Exercise prompt. From the entries provided below, copy each line that contains the word "Auburn".

[Data records]

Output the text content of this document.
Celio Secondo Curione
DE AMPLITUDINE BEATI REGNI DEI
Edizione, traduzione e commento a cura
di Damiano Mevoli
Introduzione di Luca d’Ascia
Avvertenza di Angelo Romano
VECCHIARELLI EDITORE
* * *
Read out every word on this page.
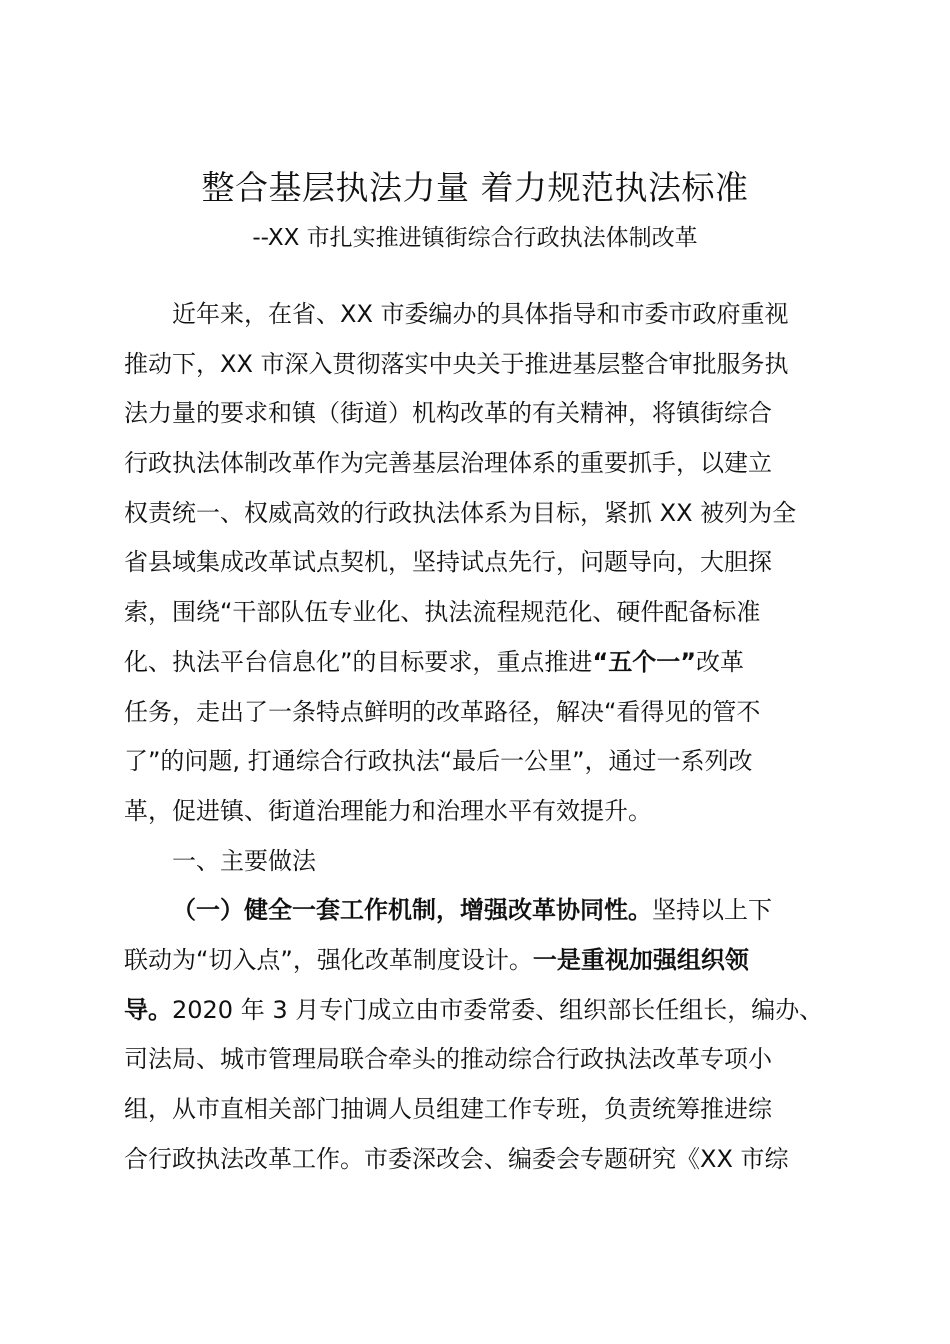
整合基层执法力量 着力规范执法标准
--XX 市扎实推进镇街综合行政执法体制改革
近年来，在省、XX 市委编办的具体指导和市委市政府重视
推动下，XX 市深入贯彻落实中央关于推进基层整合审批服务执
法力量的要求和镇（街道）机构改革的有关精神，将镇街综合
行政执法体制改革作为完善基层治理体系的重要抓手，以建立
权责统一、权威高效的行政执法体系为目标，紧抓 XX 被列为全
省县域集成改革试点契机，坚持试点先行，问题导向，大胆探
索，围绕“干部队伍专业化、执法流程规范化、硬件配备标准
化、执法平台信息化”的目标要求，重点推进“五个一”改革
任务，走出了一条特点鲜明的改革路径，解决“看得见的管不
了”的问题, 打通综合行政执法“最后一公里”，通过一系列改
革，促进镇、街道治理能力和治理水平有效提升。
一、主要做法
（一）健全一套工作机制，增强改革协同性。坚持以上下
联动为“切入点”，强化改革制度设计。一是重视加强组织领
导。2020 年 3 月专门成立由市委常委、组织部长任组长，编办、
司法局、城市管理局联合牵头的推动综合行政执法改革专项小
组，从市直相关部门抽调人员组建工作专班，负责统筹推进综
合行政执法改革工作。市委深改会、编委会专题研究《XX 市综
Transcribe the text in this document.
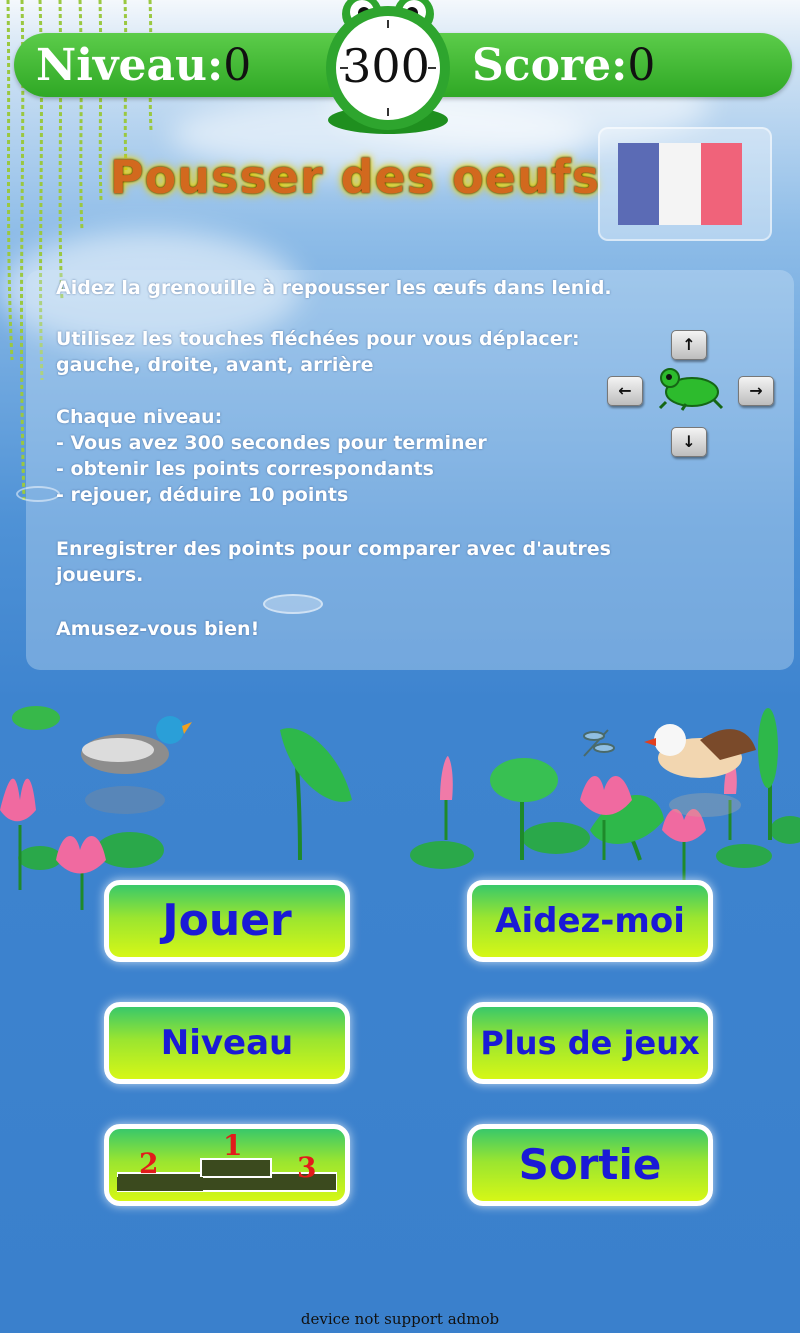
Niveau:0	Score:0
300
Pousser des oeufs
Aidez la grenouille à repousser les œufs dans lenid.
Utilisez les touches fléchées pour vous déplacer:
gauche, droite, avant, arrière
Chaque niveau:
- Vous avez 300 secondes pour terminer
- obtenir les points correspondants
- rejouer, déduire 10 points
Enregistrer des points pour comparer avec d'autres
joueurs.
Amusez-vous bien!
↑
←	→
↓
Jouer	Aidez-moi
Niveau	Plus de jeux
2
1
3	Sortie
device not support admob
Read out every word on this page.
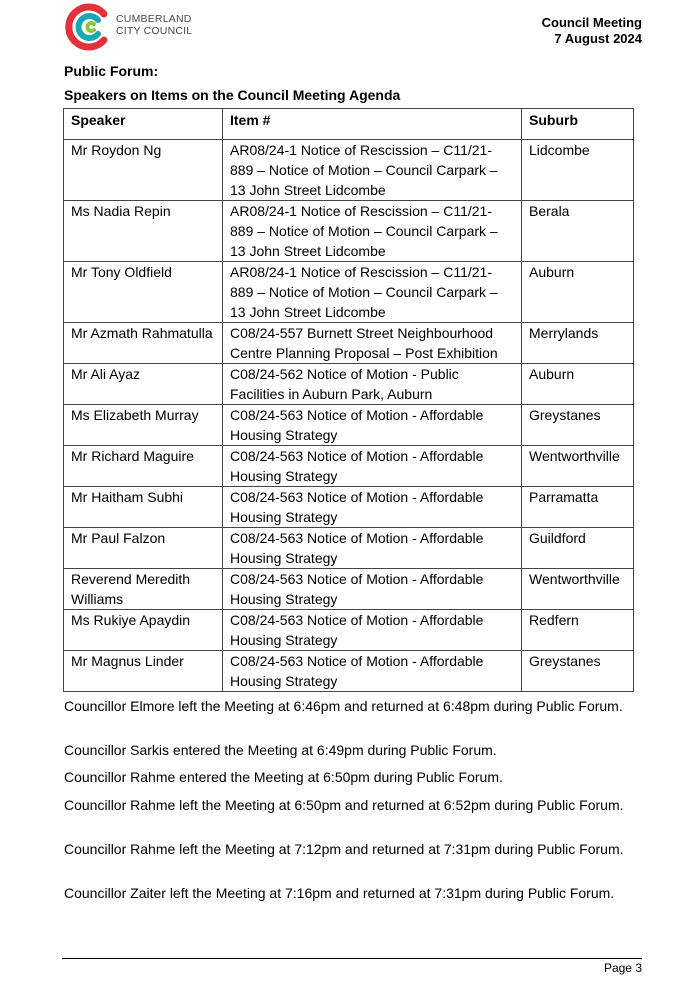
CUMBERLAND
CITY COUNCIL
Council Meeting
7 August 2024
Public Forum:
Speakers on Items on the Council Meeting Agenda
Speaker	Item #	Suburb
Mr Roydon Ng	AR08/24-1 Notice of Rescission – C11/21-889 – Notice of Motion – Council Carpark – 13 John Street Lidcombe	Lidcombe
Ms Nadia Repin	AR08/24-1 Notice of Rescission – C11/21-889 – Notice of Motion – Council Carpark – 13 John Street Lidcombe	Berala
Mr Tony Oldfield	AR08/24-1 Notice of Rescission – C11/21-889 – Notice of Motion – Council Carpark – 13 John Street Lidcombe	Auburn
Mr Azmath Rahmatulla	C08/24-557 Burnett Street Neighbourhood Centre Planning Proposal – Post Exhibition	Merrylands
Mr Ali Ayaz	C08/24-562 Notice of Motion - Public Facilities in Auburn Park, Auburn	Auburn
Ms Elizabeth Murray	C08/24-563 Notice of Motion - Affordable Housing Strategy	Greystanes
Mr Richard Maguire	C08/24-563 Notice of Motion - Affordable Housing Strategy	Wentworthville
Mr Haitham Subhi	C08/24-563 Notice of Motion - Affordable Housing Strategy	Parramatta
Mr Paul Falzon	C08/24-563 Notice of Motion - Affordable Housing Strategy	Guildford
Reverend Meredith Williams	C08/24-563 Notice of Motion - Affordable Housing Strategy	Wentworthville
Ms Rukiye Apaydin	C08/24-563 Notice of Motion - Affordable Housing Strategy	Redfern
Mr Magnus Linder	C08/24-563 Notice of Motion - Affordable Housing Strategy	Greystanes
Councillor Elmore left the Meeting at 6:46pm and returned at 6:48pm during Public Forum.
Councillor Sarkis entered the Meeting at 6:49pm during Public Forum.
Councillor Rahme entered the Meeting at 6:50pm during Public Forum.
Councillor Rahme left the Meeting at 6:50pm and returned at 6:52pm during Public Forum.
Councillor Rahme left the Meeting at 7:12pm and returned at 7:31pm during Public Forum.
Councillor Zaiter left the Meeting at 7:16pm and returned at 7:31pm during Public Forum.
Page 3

Written reply.
Mr Tony Oldfield	AR08/24-1 Notice of Rescission – C11/21-889 – Notice of Motion – Council Carpark – 13 John Street Lidcombe	Auburn
Mr Ali Ayaz	C08/24-562 Notice of Motion - Public Facilities in Auburn Park, Auburn	Auburn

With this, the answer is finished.